> Available records:
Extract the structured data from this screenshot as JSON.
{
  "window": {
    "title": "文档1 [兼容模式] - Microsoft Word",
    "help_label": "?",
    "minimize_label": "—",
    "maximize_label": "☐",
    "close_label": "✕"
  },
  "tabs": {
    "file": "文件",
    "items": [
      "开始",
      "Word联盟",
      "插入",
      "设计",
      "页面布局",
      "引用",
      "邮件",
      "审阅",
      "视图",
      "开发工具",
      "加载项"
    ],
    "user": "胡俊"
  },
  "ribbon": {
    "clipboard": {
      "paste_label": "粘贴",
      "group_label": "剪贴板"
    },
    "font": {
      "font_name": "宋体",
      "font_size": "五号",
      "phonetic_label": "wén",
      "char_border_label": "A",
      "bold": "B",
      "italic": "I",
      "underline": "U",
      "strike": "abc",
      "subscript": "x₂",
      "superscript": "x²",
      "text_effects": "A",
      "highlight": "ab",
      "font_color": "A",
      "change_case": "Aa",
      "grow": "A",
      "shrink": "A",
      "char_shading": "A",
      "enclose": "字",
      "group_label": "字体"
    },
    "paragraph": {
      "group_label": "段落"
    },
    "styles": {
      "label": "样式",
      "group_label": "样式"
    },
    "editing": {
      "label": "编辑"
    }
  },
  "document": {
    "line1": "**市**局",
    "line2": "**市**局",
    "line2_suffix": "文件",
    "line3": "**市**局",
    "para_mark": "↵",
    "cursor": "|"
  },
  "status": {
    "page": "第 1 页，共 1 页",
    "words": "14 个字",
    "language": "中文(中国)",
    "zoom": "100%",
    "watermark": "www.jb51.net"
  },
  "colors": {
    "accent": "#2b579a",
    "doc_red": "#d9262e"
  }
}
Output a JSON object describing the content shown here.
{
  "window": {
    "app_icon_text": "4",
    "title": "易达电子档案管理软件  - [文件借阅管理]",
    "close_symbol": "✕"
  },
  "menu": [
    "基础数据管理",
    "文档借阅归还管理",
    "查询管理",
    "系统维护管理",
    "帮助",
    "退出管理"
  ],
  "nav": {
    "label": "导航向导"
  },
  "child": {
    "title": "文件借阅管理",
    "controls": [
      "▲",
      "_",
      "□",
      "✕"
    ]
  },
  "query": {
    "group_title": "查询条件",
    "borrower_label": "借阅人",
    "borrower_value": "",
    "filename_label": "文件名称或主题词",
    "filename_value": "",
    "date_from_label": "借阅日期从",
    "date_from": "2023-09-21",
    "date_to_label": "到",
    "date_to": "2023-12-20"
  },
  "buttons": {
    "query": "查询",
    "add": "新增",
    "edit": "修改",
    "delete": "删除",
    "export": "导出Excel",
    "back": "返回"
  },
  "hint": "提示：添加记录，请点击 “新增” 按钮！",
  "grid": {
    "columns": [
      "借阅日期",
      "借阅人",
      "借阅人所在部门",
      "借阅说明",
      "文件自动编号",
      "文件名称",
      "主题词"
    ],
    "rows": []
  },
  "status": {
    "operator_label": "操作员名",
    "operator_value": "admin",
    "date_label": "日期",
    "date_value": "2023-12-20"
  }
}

> Exercise goal:
Copy out each line of the data where the string "文件借阅管理" appears.

> Output for this task:
    "title": "易达电子档案管理软件  - [文件借阅管理]",
    "title": "文件借阅管理",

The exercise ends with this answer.